Data supplied >>
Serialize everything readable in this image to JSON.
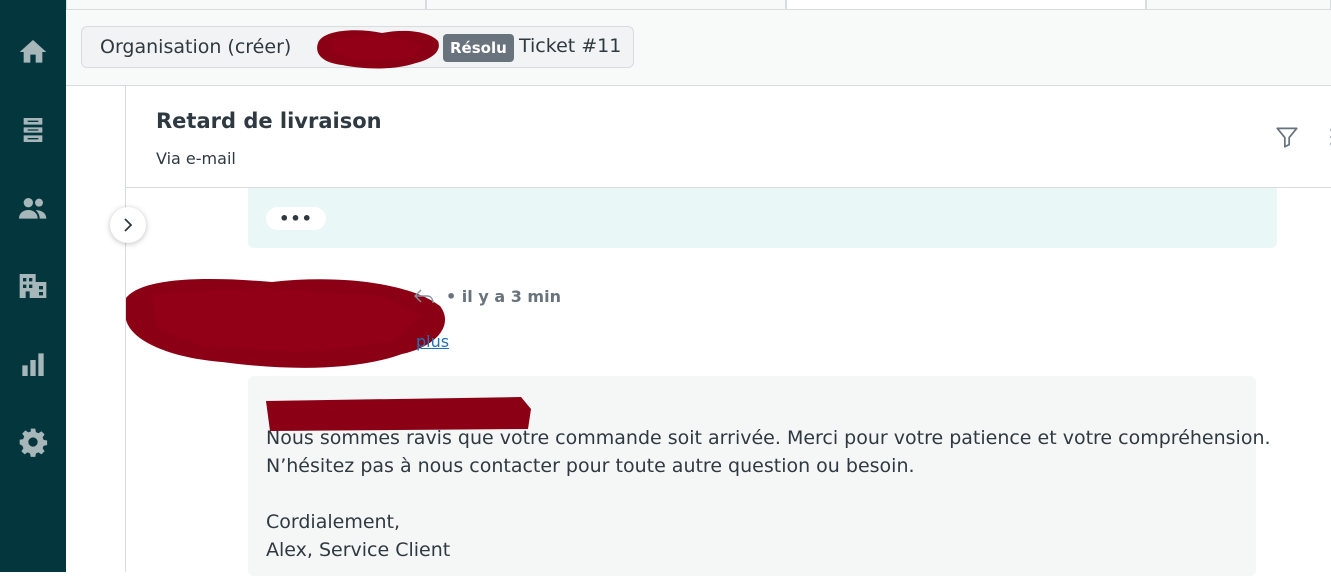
{
  "breadcrumb": {
    "organization": "Organisation (créer)",
    "status": "Résolu",
    "ticket": "Ticket #11"
  },
  "ticket": {
    "subject": "Retard de livraison",
    "channel": "Via e-mail"
  },
  "conversation": {
    "previous_more": "•••",
    "comment": {
      "time": "•  il y a 3 min",
      "more_link": "plus",
      "body_lines": [
        "Nous sommes ravis que votre commande soit arrivée. Merci pour votre patience et votre compréhension.",
        "N’hésitez pas à nous contacter pour toute autre question ou besoin.",
        "",
        "Cordialement,",
        "Alex, Service Client"
      ]
    }
  },
  "nav": {
    "icons": [
      "home-icon",
      "views-icon",
      "customers-icon",
      "organizations-icon",
      "reporting-icon",
      "admin-gear-icon"
    ]
  },
  "colors": {
    "nav_bg": "#03363d",
    "nav_icon": "#a6b6b9",
    "status_badge": "#68737d",
    "prev_message_bg": "#eaf7f7",
    "message_bg": "#f5f6f6",
    "redaction": "#8b0014",
    "link": "#1f73b7"
  }
}
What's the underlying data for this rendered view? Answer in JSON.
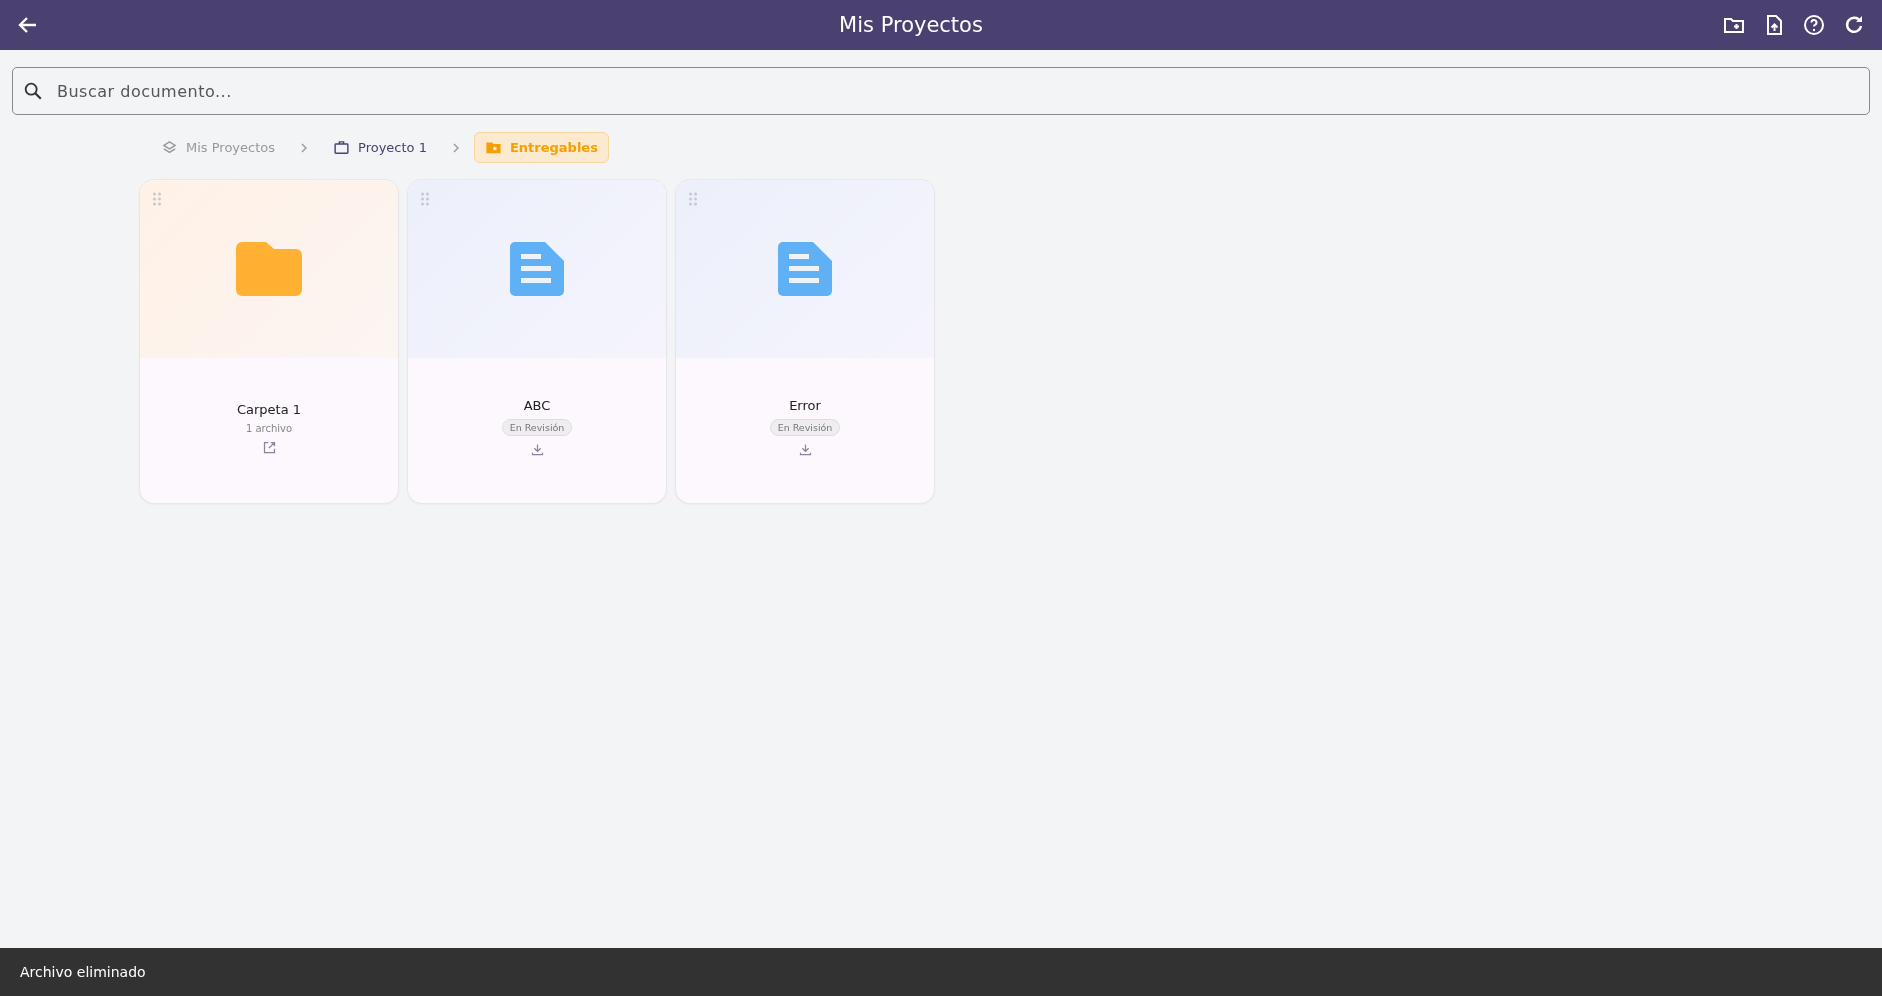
{
  "header": {
    "title": "Mis Proyectos",
    "actions": [
      {
        "kind": "new-folder"
      },
      {
        "kind": "upload-file"
      },
      {
        "kind": "help"
      },
      {
        "kind": "refresh"
      }
    ]
  },
  "search": {
    "placeholder": "Buscar documento..."
  },
  "breadcrumb": [
    {
      "label": "Mis Proyectos",
      "kind": "root",
      "selected": false
    },
    {
      "label": "Proyecto 1",
      "kind": "project",
      "selected": false
    },
    {
      "label": "Entregables",
      "kind": "folder",
      "selected": true
    }
  ],
  "items": [
    {
      "kind": "folder",
      "name": "Carpeta 1",
      "subtitle": "1 archivo"
    },
    {
      "kind": "document",
      "name": "ABC",
      "status": "En Revisión"
    },
    {
      "kind": "document",
      "name": "Error",
      "status": "En Revisión"
    }
  ],
  "snackbar": {
    "message": "Archivo eliminado"
  }
}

Instruction >> Going through the data, tally the lines containing "label" and report only the result.

Finished task >> 3